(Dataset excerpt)
----------------------------------------

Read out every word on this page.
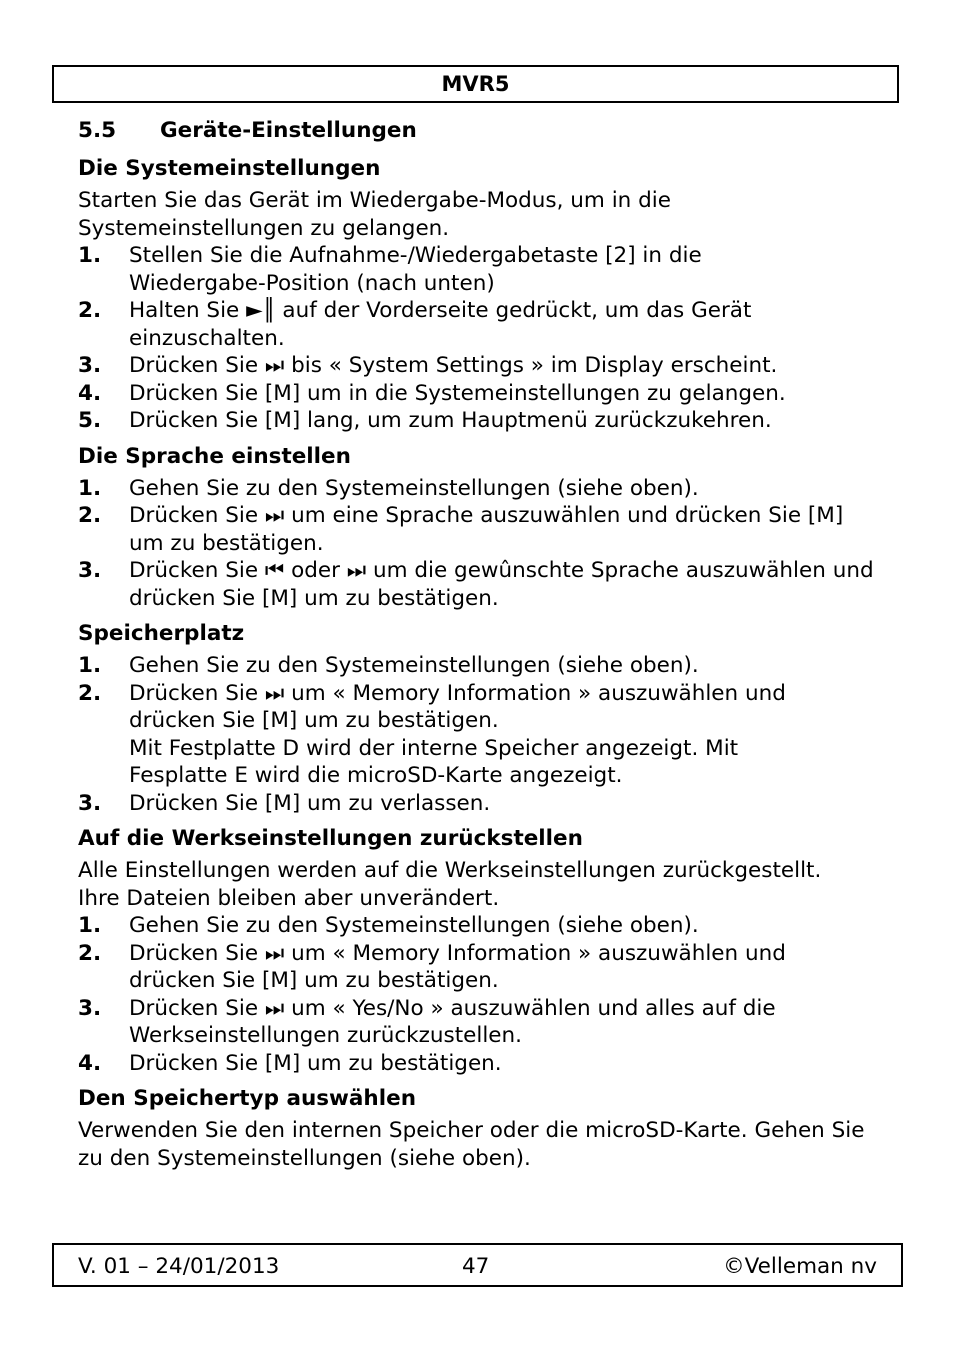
MVR5
5.5	Geräte-Einstellungen
Die Systemeinstellungen

Starten Sie das Gerät im Wiedergabe-Modus, um in die Systemeinstellungen zu gelangen.

1.	Stellen Sie die Aufnahme-/Wiedergabetaste [2] in die Wiedergabe-Position (nach unten)
2.	Halten Sie ►║ auf der Vorderseite gedrückt, um das Gerät einzuschalten.
3.	Drücken Sie ⏭ bis « System Settings » im Display erscheint.
4.	Drücken Sie [M] um in die Systemeinstellungen zu gelangen.
5.	Drücken Sie [M] lang, um zum Hauptmenü zurückzukehren.
Die Sprache einstellen
1.	Gehen Sie zu den Systemeinstellungen (siehe oben).
2.	Drücken Sie ⏭ um eine Sprache auszuwählen und drücken Sie [M] um zu bestätigen.
3.	Drücken Sie ⏮ oder ⏭ um die gewûnschte Sprache auszuwählen und drücken Sie [M] um zu bestätigen.
Speicherplatz
1.	Gehen Sie zu den Systemeinstellungen (siehe oben).
2.	Drücken Sie ⏭ um « Memory Information » auszuwählen und drücken Sie [M] um zu bestätigen.
Mit Festplatte D wird der interne Speicher angezeigt. Mit Fesplatte E wird die microSD-Karte angezeigt.
3.	Drücken Sie [M] um zu verlassen.
Auf die Werkseinstellungen zurückstellen

Alle Einstellungen werden auf die Werkseinstellungen zurückgestellt. Ihre Dateien bleiben aber unverändert.

1.	Gehen Sie zu den Systemeinstellungen (siehe oben).
2.	Drücken Sie ⏭ um « Memory Information » auszuwählen und drücken Sie [M] um zu bestätigen.
3.	Drücken Sie ⏭ um « Yes/No » auszuwählen und alles auf die Werkseinstellungen zurückzustellen.
4.	Drücken Sie [M] um zu bestätigen.
Den Speichertyp auswählen

Verwenden Sie den internen Speicher oder die microSD-Karte. Gehen Sie zu den Systemeinstellungen (siehe oben).

V. 01 – 24/01/2013	47	©Velleman nv
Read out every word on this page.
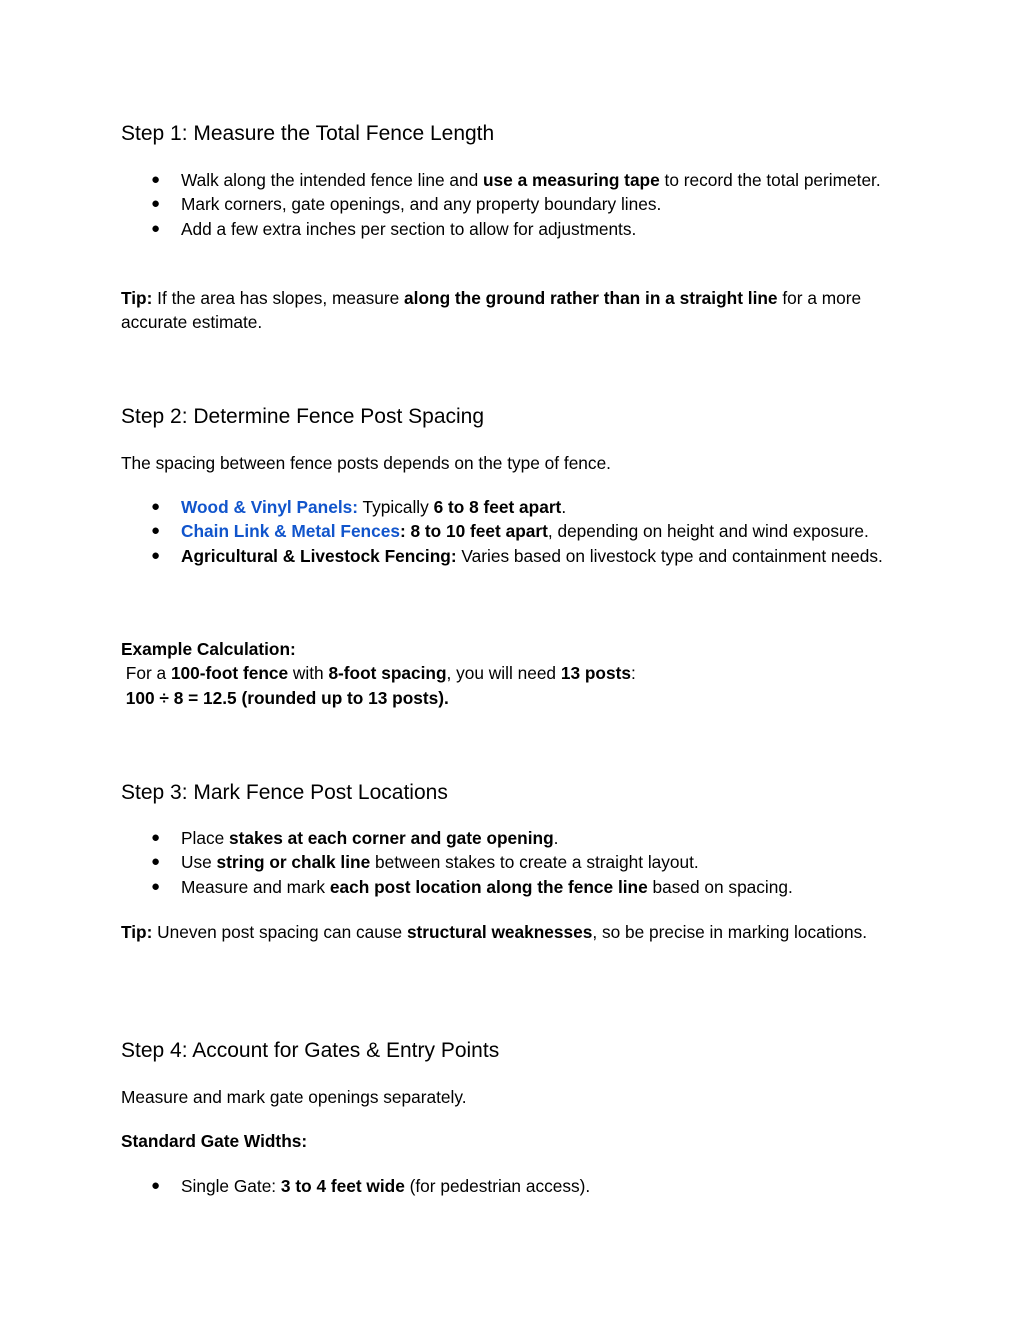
Step 1: Measure the Total Fence Length
● Walk along the intended fence line and use a measuring tape to record the total perimeter.
● Mark corners, gate openings, and any property boundary lines.
● Add a few extra inches per section to allow for adjustments.

Tip: If the area has slopes, measure along the ground rather than in a straight line for a more accurate estimate.

Step 2: Determine Fence Post Spacing

The spacing between fence posts depends on the type of fence.

● Wood & Vinyl Panels: Typically 6 to 8 feet apart.
● Chain Link & Metal Fences: 8 to 10 feet apart, depending on height and wind exposure.
● Agricultural & Livestock Fencing: Varies based on livestock type and containment needs.
Example Calculation:
For a 100-foot fence with 8-foot spacing, you will need 13 posts:
100 ÷ 8 = 12.5 (rounded up to 13 posts).
Step 3: Mark Fence Post Locations
● Place stakes at each corner and gate opening.
● Use string or chalk line between stakes to create a straight layout.
● Measure and mark each post location along the fence line based on spacing.

Tip: Uneven post spacing can cause structural weaknesses, so be precise in marking locations.

Step 4: Account for Gates & Entry Points

Measure and mark gate openings separately.

Standard Gate Widths:

● Single Gate: 3 to 4 feet wide (for pedestrian access).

----------------------------------------

◆ Required task: Copy out every line of the listing that contains the string "between".

◆ Reply to the task:
The spacing between fence posts depends on the type of fence.
● Use string or chalk line between stakes to create a straight layout.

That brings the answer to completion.